*LISTED RECORDS:*

================================

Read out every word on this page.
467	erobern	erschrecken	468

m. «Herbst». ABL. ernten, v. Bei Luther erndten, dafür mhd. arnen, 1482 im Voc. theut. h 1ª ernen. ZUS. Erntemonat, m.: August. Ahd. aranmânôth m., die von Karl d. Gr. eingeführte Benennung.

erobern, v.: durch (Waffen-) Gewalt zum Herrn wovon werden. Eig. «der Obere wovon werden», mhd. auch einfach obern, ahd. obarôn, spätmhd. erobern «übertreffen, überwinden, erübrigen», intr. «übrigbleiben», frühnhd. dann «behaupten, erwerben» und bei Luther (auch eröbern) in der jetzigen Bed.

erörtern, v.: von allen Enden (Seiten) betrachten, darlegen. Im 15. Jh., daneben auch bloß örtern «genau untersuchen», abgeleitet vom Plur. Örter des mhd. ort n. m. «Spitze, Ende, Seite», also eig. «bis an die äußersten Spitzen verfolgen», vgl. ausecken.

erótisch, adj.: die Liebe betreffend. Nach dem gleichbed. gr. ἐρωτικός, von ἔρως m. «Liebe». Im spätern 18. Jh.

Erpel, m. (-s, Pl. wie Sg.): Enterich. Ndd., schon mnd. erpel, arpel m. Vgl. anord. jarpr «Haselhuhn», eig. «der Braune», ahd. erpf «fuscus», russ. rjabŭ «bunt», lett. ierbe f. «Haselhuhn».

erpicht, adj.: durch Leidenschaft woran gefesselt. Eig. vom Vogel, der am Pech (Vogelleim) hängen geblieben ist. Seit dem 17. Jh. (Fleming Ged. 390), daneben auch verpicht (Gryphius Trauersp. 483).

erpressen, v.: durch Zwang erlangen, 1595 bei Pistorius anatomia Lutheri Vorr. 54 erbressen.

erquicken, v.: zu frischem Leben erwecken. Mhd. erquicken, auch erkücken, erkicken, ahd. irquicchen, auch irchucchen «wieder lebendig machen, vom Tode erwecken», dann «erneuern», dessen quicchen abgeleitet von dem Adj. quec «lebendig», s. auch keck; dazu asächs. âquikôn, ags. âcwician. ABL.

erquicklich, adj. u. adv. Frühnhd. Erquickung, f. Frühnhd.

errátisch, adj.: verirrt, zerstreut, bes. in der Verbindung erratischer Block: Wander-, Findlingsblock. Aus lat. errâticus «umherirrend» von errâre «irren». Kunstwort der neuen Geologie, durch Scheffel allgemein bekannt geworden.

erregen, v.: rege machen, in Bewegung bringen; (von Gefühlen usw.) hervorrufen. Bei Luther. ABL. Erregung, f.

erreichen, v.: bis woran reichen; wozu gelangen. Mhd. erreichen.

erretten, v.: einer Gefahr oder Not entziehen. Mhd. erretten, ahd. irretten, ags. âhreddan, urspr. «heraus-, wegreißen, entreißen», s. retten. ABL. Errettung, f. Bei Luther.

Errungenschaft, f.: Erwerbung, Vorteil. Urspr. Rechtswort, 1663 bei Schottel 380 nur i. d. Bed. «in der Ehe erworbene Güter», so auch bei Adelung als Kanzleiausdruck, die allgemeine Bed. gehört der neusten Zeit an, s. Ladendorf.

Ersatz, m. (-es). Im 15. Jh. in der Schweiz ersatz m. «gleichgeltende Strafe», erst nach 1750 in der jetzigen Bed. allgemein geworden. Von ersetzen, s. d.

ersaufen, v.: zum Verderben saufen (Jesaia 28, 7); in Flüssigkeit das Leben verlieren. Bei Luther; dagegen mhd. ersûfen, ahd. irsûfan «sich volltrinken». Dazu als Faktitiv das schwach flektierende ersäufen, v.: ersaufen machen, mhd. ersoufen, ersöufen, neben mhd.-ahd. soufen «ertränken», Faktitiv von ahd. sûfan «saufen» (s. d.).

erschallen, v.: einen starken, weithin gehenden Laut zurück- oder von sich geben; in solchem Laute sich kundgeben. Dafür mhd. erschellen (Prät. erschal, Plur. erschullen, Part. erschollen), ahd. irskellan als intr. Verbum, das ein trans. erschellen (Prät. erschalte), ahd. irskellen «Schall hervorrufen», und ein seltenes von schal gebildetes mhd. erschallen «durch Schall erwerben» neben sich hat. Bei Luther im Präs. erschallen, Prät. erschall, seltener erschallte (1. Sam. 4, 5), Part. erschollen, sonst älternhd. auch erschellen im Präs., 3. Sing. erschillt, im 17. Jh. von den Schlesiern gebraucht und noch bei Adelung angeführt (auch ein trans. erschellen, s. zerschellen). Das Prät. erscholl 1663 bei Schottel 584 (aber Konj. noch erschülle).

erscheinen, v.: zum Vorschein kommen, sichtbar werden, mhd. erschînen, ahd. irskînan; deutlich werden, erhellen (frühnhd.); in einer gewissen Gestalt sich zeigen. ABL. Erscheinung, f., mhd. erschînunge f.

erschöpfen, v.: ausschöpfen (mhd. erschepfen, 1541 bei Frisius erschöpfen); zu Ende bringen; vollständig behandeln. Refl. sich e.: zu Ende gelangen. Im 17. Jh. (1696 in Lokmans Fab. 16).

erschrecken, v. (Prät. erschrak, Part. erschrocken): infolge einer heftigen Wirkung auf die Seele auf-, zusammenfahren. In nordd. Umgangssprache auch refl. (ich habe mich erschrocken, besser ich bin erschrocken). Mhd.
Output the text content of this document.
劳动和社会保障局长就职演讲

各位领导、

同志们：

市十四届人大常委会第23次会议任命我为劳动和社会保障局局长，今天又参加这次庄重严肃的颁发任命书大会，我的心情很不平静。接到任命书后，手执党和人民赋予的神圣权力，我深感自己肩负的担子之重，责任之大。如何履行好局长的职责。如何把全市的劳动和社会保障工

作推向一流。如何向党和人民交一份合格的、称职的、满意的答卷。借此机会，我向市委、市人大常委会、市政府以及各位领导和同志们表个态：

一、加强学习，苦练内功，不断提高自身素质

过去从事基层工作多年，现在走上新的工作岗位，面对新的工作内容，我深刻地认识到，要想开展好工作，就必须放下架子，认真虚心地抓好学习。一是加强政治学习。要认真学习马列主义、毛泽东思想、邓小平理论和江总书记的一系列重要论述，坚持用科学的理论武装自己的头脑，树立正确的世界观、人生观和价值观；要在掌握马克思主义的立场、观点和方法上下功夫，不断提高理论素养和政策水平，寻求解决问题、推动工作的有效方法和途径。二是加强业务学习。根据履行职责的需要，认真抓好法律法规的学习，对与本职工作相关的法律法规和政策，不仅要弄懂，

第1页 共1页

================================

Retype the records that precede this task, keeping them exactly the same.

*THE ANSWER:*
Read out every word on this page.
467	erobern	erschrecken	468

m. «Herbst». ABL. ernten, v. Bei Luther erndten, dafür mhd. arnen, 1482 im Voc. theut. h 1ª ernen. ZUS. Erntemonat, m.: August. Ahd. aranmânôth m., die von Karl d. Gr. eingeführte Benennung.

erobern, v.: durch (Waffen-) Gewalt zum Herrn wovon werden. Eig. «der Obere wovon werden», mhd. auch einfach obern, ahd. obarôn, spätmhd. erobern «übertreffen, überwinden, erübrigen», intr. «übrigbleiben», frühnhd. dann «behaupten, erwerben» und bei Luther (auch eröbern) in der jetzigen Bed.

erörtern, v.: von allen Enden (Seiten) betrachten, darlegen. Im 15. Jh., daneben auch bloß örtern «genau untersuchen», abgeleitet vom Plur. Örter des mhd. ort n. m. «Spitze, Ende, Seite», also eig. «bis an die äußersten Spitzen verfolgen», vgl. ausecken.

erótisch, adj.: die Liebe betreffend. Nach dem gleichbed. gr. ἐρωτικός, von ἔρως m. «Liebe». Im spätern 18. Jh.

Erpel, m. (-s, Pl. wie Sg.): Enterich. Ndd., schon mnd. erpel, arpel m. Vgl. anord. jarpr «Haselhuhn», eig. «der Braune», ahd. erpf «fuscus», russ. rjabŭ «bunt», lett. ierbe f. «Haselhuhn».

erpicht, adj.: durch Leidenschaft woran gefesselt. Eig. vom Vogel, der am Pech (Vogelleim) hängen geblieben ist. Seit dem 17. Jh. (Fleming Ged. 390), daneben auch verpicht (Gryphius Trauersp. 483).

erpressen, v.: durch Zwang erlangen, 1595 bei Pistorius anatomia Lutheri Vorr. 54 erbressen.

erquicken, v.: zu frischem Leben erwecken. Mhd. erquicken, auch erkücken, erkicken, ahd. irquicchen, auch irchucchen «wieder lebendig machen, vom Tode erwecken», dann «erneuern», dessen quicchen abgeleitet von dem Adj. quec «lebendig», s. auch keck; dazu asächs. âquikôn, ags. âcwician. ABL.

erquicklich, adj. u. adv. Frühnhd. Erquickung, f. Frühnhd.

errátisch, adj.: verirrt, zerstreut, bes. in der Verbindung erratischer Block: Wander-, Findlingsblock. Aus lat. errâticus «umherirrend» von errâre «irren». Kunstwort der neuen Geologie, durch Scheffel allgemein bekannt geworden.

erregen, v.: rege machen, in Bewegung bringen; (von Gefühlen usw.) hervorrufen. Bei Luther. ABL. Erregung, f.

erreichen, v.: bis woran reichen; wozu gelangen. Mhd. erreichen.

erretten, v.: einer Gefahr oder Not entziehen. Mhd. erretten, ahd. irretten, ags. âhreddan, urspr. «heraus-, wegreißen, entreißen», s. retten. ABL. Errettung, f. Bei Luther.

Errungenschaft, f.: Erwerbung, Vorteil. Urspr. Rechtswort, 1663 bei Schottel 380 nur i. d. Bed. «in der Ehe erworbene Güter», so auch bei Adelung als Kanzleiausdruck, die allgemeine Bed. gehört der neusten Zeit an, s. Ladendorf.

Ersatz, m. (-es). Im 15. Jh. in der Schweiz ersatz m. «gleichgeltende Strafe», erst nach 1750 in der jetzigen Bed. allgemein geworden. Von ersetzen, s. d.

ersaufen, v.: zum Verderben saufen (Jesaia 28, 7); in Flüssigkeit das Leben verlieren. Bei Luther; dagegen mhd. ersûfen, ahd. irsûfan «sich volltrinken». Dazu als Faktitiv das schwach flektierende ersäufen, v.: ersaufen machen, mhd. ersoufen, ersöufen, neben mhd.-ahd. soufen «ertränken», Faktitiv von ahd. sûfan «saufen» (s. d.).

erschallen, v.: einen starken, weithin gehenden Laut zurück- oder von sich geben; in solchem Laute sich kundgeben. Dafür mhd. erschellen (Prät. erschal, Plur. erschullen, Part. erschollen), ahd. irskellan als intr. Verbum, das ein trans. erschellen (Prät. erschalte), ahd. irskellen «Schall hervorrufen», und ein seltenes von schal gebildetes mhd. erschallen «durch Schall erwerben» neben sich hat. Bei Luther im Präs. erschallen, Prät. erschall, seltener erschallte (1. Sam. 4, 5), Part. erschollen, sonst älternhd. auch erschellen im Präs., 3. Sing. erschillt, im 17. Jh. von den Schlesiern gebraucht und noch bei Adelung angeführt (auch ein trans. erschellen, s. zerschellen). Das Prät. erscholl 1663 bei Schottel 584 (aber Konj. noch erschülle).

erscheinen, v.: zum Vorschein kommen, sichtbar werden, mhd. erschînen, ahd. irskînan; deutlich werden, erhellen (frühnhd.); in einer gewissen Gestalt sich zeigen. ABL. Erscheinung, f., mhd. erschînunge f.

erschöpfen, v.: ausschöpfen (mhd. erschepfen, 1541 bei Frisius erschöpfen); zu Ende bringen; vollständig behandeln. Refl. sich e.: zu Ende gelangen. Im 17. Jh. (1696 in Lokmans Fab. 16).

erschrecken, v. (Prät. erschrak, Part. erschrocken): infolge einer heftigen Wirkung auf die Seele auf-, zusammenfahren. In nordd. Umgangssprache auch refl. (ich habe mich erschrocken, besser ich bin erschrocken). Mhd.
Output the text content of this document.
劳动和社会保障局长就职演讲

各位领导、

同志们：

市十四届人大常委会第23次会议任命我为劳动和社会保障局局长，今天又参加这次庄重严肃的颁发任命书大会，我的心情很不平静。接到任命书后，手执党和人民赋予的神圣权力，我深感自己肩负的担子之重，责任之大。如何履行好局长的职责。如何把全市的劳动和社会保障工

作推向一流。如何向党和人民交一份合格的、称职的、满意的答卷。借此机会，我向市委、市人大常委会、市政府以及各位领导和同志们表个态：

一、加强学习，苦练内功，不断提高自身素质

过去从事基层工作多年，现在走上新的工作岗位，面对新的工作内容，我深刻地认识到，要想开展好工作，就必须放下架子，认真虚心地抓好学习。一是加强政治学习。要认真学习马列主义、毛泽东思想、邓小平理论和江总书记的一系列重要论述，坚持用科学的理论武装自己的头脑，树立正确的世界观、人生观和价值观；要在掌握马克思主义的立场、观点和方法上下功夫，不断提高理论素养和政策水平，寻求解决问题、推动工作的有效方法和途径。二是加强业务学习。根据履行职责的需要，认真抓好法律法规的学习，对与本职工作相关的法律法规和政策，不仅要弄懂，

第1页 共1页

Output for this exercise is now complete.